Task brief: Go through the entries below and copy each line containing the word "SNS이미지콘텐츠".

Source material:

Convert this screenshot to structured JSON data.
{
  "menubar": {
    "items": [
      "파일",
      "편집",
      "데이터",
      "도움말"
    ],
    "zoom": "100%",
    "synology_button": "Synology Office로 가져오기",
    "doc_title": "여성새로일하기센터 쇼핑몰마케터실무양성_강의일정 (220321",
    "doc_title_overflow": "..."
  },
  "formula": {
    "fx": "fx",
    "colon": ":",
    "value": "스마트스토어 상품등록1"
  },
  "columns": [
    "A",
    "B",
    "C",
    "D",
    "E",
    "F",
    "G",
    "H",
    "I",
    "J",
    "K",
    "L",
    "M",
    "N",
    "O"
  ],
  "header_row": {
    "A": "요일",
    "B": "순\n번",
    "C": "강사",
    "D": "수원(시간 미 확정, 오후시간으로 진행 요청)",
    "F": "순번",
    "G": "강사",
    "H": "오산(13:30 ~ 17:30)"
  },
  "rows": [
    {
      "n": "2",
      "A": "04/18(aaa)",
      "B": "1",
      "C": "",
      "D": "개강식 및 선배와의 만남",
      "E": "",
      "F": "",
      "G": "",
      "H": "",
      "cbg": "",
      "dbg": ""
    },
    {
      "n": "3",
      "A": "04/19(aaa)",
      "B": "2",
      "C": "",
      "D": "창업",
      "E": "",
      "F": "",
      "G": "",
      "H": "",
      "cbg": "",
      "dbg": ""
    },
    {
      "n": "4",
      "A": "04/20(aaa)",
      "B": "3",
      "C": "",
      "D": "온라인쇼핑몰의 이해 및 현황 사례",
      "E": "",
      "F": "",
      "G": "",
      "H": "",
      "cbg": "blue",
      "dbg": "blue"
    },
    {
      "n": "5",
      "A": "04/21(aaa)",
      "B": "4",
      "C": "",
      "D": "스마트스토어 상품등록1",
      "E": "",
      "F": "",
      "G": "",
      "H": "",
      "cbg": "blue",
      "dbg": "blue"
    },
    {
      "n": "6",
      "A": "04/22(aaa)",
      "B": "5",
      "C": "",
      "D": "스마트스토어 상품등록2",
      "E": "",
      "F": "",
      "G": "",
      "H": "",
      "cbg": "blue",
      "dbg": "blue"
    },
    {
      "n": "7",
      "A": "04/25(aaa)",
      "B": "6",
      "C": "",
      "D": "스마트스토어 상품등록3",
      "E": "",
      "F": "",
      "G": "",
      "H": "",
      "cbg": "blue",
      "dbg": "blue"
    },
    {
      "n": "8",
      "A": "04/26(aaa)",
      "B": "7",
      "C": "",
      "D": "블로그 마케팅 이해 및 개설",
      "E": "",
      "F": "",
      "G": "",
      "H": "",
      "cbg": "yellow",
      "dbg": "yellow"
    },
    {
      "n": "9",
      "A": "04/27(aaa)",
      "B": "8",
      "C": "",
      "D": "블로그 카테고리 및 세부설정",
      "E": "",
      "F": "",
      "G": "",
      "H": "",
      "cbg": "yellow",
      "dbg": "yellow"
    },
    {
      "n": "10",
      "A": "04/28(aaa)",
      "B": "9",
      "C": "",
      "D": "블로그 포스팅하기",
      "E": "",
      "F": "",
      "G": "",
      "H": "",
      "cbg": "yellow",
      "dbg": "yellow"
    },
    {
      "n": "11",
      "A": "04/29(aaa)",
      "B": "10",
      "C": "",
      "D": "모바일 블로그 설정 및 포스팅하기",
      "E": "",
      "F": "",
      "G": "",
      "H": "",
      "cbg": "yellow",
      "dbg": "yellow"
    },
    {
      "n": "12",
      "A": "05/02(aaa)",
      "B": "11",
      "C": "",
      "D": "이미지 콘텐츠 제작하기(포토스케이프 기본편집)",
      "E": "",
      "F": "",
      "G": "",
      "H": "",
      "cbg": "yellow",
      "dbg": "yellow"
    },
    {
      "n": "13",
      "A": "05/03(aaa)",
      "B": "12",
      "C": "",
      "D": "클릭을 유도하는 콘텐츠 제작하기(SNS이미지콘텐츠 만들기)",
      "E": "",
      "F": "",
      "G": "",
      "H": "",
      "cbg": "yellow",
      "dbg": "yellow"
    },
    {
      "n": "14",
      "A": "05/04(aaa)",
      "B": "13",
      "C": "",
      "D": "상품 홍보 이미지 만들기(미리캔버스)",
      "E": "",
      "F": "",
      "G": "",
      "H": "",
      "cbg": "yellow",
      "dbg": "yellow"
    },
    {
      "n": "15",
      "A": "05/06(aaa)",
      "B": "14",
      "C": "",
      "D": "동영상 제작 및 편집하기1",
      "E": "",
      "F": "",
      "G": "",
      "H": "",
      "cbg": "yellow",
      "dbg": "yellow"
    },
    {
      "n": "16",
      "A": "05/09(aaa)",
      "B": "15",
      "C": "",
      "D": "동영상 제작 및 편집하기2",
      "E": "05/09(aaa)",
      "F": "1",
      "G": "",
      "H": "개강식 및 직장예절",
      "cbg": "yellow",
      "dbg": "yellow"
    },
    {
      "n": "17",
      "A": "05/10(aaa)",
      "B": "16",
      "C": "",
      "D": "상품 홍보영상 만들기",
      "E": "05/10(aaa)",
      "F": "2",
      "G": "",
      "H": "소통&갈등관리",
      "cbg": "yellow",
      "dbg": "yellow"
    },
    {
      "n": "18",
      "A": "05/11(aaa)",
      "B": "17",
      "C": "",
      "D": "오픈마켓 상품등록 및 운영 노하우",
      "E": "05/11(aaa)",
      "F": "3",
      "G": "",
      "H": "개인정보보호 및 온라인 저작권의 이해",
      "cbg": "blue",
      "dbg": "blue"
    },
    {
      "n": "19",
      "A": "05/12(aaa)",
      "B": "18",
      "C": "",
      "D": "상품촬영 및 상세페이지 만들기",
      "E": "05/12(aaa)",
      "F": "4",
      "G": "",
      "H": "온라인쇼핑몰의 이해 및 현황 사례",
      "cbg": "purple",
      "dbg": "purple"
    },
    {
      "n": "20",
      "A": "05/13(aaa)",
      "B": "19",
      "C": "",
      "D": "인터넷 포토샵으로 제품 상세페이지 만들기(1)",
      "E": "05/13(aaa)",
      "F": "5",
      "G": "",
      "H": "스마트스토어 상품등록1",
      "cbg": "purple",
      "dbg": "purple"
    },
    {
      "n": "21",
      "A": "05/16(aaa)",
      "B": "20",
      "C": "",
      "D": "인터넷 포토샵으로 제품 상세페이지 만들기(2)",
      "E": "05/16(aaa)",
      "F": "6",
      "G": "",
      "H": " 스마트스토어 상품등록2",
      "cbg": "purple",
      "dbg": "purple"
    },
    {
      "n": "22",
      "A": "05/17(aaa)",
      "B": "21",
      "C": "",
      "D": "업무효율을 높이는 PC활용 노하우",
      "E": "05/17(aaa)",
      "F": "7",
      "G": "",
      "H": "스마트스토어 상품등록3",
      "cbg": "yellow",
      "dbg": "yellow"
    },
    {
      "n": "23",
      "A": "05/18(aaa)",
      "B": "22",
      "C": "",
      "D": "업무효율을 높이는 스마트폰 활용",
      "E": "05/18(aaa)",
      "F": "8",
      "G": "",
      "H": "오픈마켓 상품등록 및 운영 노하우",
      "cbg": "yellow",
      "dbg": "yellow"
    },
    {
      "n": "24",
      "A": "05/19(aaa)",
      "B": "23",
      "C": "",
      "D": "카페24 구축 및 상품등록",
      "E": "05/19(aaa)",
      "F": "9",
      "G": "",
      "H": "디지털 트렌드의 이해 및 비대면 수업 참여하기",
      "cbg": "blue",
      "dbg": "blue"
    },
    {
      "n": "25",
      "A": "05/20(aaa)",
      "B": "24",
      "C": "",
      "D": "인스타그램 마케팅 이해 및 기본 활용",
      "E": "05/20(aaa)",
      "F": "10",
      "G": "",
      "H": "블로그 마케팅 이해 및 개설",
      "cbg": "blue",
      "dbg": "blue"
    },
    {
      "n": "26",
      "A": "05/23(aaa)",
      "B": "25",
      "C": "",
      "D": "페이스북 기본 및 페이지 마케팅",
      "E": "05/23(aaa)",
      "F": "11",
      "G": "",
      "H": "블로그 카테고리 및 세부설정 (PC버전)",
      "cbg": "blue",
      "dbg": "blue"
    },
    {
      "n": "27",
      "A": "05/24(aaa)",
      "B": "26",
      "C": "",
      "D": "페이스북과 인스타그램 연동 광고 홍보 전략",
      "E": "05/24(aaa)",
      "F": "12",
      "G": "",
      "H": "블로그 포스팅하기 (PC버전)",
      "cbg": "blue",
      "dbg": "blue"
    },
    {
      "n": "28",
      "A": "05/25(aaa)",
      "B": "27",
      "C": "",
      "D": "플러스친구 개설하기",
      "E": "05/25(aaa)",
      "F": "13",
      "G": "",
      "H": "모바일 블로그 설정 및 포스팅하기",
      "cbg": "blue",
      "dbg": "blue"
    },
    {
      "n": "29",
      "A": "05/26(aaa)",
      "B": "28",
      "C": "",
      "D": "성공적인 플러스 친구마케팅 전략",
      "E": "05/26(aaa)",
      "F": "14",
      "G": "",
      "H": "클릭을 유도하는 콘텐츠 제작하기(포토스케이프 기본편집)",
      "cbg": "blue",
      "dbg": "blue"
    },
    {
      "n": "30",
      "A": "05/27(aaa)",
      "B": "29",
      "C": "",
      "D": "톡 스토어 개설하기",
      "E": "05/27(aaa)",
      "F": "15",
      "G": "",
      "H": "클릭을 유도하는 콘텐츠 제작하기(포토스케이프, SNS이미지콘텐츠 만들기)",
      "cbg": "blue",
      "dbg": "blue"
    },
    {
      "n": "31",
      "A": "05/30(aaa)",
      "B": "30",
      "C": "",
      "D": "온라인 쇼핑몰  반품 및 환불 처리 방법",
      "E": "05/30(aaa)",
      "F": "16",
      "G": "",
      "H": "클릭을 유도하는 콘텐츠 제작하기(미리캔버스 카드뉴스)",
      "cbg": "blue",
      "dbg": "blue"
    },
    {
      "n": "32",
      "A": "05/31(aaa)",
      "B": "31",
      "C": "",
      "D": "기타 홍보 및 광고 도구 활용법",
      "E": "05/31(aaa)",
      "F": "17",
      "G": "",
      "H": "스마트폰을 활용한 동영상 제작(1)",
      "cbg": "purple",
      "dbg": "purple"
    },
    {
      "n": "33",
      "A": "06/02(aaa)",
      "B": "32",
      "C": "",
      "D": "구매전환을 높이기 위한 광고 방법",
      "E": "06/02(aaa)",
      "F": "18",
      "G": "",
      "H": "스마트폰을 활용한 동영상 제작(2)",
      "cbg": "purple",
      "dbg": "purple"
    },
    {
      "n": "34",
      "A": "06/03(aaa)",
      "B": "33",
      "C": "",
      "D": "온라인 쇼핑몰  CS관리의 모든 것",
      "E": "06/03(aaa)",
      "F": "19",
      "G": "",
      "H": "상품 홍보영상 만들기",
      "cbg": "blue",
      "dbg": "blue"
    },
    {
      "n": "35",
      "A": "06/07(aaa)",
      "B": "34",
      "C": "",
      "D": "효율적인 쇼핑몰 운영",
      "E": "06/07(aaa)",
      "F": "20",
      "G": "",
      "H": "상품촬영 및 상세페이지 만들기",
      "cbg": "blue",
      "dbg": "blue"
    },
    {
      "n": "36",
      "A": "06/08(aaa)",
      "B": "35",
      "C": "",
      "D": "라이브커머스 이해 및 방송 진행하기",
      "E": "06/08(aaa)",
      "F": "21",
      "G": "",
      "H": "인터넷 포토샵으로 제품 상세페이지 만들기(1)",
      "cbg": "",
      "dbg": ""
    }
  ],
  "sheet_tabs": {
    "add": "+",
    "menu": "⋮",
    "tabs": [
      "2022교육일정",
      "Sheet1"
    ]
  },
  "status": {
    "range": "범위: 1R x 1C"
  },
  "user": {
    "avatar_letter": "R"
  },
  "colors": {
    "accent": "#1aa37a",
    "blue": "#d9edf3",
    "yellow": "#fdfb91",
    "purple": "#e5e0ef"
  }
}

Solved exercise:
      "D": "클릭을 유도하는 콘텐츠 제작하기(SNS이미지콘텐츠 만들기)",
      "H": "클릭을 유도하는 콘텐츠 제작하기(포토스케이프, SNS이미지콘텐츠 만들기)",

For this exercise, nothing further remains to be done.